* **WORK REQUIRED**: Will you extract the entries word for word? Images should not appear in the copy.

* **INPUT MATERIAL**:
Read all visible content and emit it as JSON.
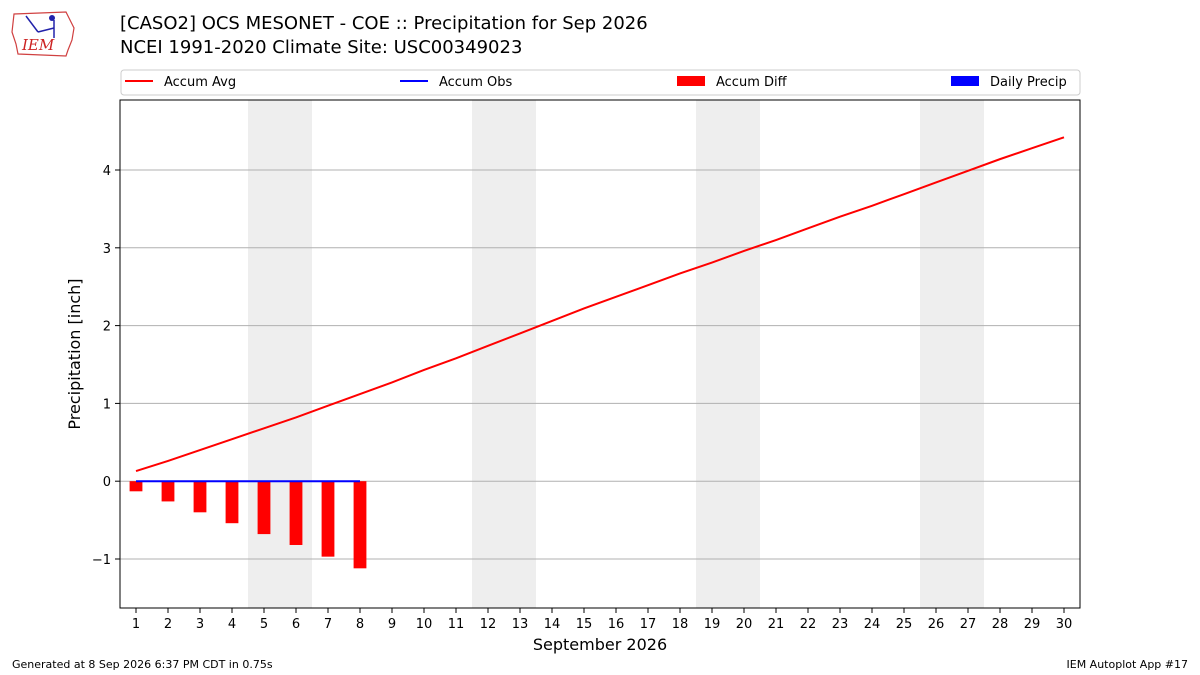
{
  "header": {
    "title_line1": "[CASO2] OCS MESONET - COE :: Precipitation for Sep 2026",
    "title_line2": "NCEI 1991-2020 Climate Site: USC00349023",
    "logo_text": "IEM"
  },
  "footer": {
    "generated": "Generated at 8 Sep 2026 6:37 PM CDT in 0.75s",
    "app": "IEM Autoplot App #17"
  },
  "chart_data": {
    "type": "line",
    "xlabel": "September 2026",
    "ylabel": "Precipitation [inch]",
    "x_ticks": [
      1,
      2,
      3,
      4,
      5,
      6,
      7,
      8,
      9,
      10,
      11,
      12,
      13,
      14,
      15,
      16,
      17,
      18,
      19,
      20,
      21,
      22,
      23,
      24,
      25,
      26,
      27,
      28,
      29,
      30
    ],
    "y_ticks": [
      -1,
      0,
      1,
      2,
      3,
      4
    ],
    "y_tick_labels": [
      "−1",
      "0",
      "1",
      "2",
      "3",
      "4"
    ],
    "xlim": [
      0.5,
      30.5
    ],
    "ylim": [
      -1.63,
      4.9
    ],
    "grid": "horizontal",
    "legend_position": "top",
    "weekend_shading": [
      [
        4.5,
        6.5
      ],
      [
        11.5,
        13.5
      ],
      [
        18.5,
        20.5
      ],
      [
        25.5,
        27.5
      ]
    ],
    "legend": [
      {
        "label": "Accum Avg",
        "kind": "line",
        "color": "#ff0000"
      },
      {
        "label": "Accum Obs",
        "kind": "line",
        "color": "#0000ff"
      },
      {
        "label": "Accum Diff",
        "kind": "bar",
        "color": "#ff0000"
      },
      {
        "label": "Daily Precip",
        "kind": "bar",
        "color": "#0000ff"
      }
    ],
    "series": [
      {
        "name": "Accum Avg",
        "color": "#ff0000",
        "x": [
          1,
          2,
          3,
          4,
          5,
          6,
          7,
          8,
          9,
          10,
          11,
          12,
          13,
          14,
          15,
          16,
          17,
          18,
          19,
          20,
          21,
          22,
          23,
          24,
          25,
          26,
          27,
          28,
          29,
          30
        ],
        "values": [
          0.13,
          0.26,
          0.4,
          0.54,
          0.68,
          0.82,
          0.97,
          1.12,
          1.27,
          1.43,
          1.58,
          1.74,
          1.9,
          2.06,
          2.22,
          2.37,
          2.52,
          2.67,
          2.81,
          2.96,
          3.1,
          3.25,
          3.4,
          3.54,
          3.69,
          3.84,
          3.99,
          4.14,
          4.28,
          4.42
        ]
      },
      {
        "name": "Accum Obs",
        "color": "#0000ff",
        "x": [
          1,
          2,
          3,
          4,
          5,
          6,
          7,
          8
        ],
        "values": [
          0,
          0,
          0,
          0,
          0,
          0,
          0,
          0
        ]
      },
      {
        "name": "Accum Diff",
        "color": "#ff0000",
        "x": [
          1,
          2,
          3,
          4,
          5,
          6,
          7,
          8
        ],
        "values": [
          -0.13,
          -0.26,
          -0.4,
          -0.54,
          -0.68,
          -0.82,
          -0.97,
          -1.12
        ]
      },
      {
        "name": "Daily Precip",
        "color": "#0000ff",
        "x": [
          1,
          2,
          3,
          4,
          5,
          6,
          7,
          8
        ],
        "values": [
          0,
          0,
          0,
          0,
          0,
          0,
          0,
          0
        ]
      }
    ]
  }
}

* **FINISHED TASK**:
Read all visible content and emit it as JSON.
{
  "header": {
    "title_line1": "[CASO2] OCS MESONET - COE :: Precipitation for Sep 2026",
    "title_line2": "NCEI 1991-2020 Climate Site: USC00349023",
    "logo_text": "IEM"
  },
  "footer": {
    "generated": "Generated at 8 Sep 2026 6:37 PM CDT in 0.75s",
    "app": "IEM Autoplot App #17"
  },
  "chart_data": {
    "type": "line",
    "xlabel": "September 2026",
    "ylabel": "Precipitation [inch]",
    "x_ticks": [
      1,
      2,
      3,
      4,
      5,
      6,
      7,
      8,
      9,
      10,
      11,
      12,
      13,
      14,
      15,
      16,
      17,
      18,
      19,
      20,
      21,
      22,
      23,
      24,
      25,
      26,
      27,
      28,
      29,
      30
    ],
    "y_ticks": [
      -1,
      0,
      1,
      2,
      3,
      4
    ],
    "y_tick_labels": [
      "−1",
      "0",
      "1",
      "2",
      "3",
      "4"
    ],
    "xlim": [
      0.5,
      30.5
    ],
    "ylim": [
      -1.63,
      4.9
    ],
    "grid": "horizontal",
    "legend_position": "top",
    "weekend_shading": [
      [
        4.5,
        6.5
      ],
      [
        11.5,
        13.5
      ],
      [
        18.5,
        20.5
      ],
      [
        25.5,
        27.5
      ]
    ],
    "legend": [
      {
        "label": "Accum Avg",
        "kind": "line",
        "color": "#ff0000"
      },
      {
        "label": "Accum Obs",
        "kind": "line",
        "color": "#0000ff"
      },
      {
        "label": "Accum Diff",
        "kind": "bar",
        "color": "#ff0000"
      },
      {
        "label": "Daily Precip",
        "kind": "bar",
        "color": "#0000ff"
      }
    ],
    "series": [
      {
        "name": "Accum Avg",
        "color": "#ff0000",
        "x": [
          1,
          2,
          3,
          4,
          5,
          6,
          7,
          8,
          9,
          10,
          11,
          12,
          13,
          14,
          15,
          16,
          17,
          18,
          19,
          20,
          21,
          22,
          23,
          24,
          25,
          26,
          27,
          28,
          29,
          30
        ],
        "values": [
          0.13,
          0.26,
          0.4,
          0.54,
          0.68,
          0.82,
          0.97,
          1.12,
          1.27,
          1.43,
          1.58,
          1.74,
          1.9,
          2.06,
          2.22,
          2.37,
          2.52,
          2.67,
          2.81,
          2.96,
          3.1,
          3.25,
          3.4,
          3.54,
          3.69,
          3.84,
          3.99,
          4.14,
          4.28,
          4.42
        ]
      },
      {
        "name": "Accum Obs",
        "color": "#0000ff",
        "x": [
          1,
          2,
          3,
          4,
          5,
          6,
          7,
          8
        ],
        "values": [
          0,
          0,
          0,
          0,
          0,
          0,
          0,
          0
        ]
      },
      {
        "name": "Accum Diff",
        "color": "#ff0000",
        "x": [
          1,
          2,
          3,
          4,
          5,
          6,
          7,
          8
        ],
        "values": [
          -0.13,
          -0.26,
          -0.4,
          -0.54,
          -0.68,
          -0.82,
          -0.97,
          -1.12
        ]
      },
      {
        "name": "Daily Precip",
        "color": "#0000ff",
        "x": [
          1,
          2,
          3,
          4,
          5,
          6,
          7,
          8
        ],
        "values": [
          0,
          0,
          0,
          0,
          0,
          0,
          0,
          0
        ]
      }
    ]
  }
}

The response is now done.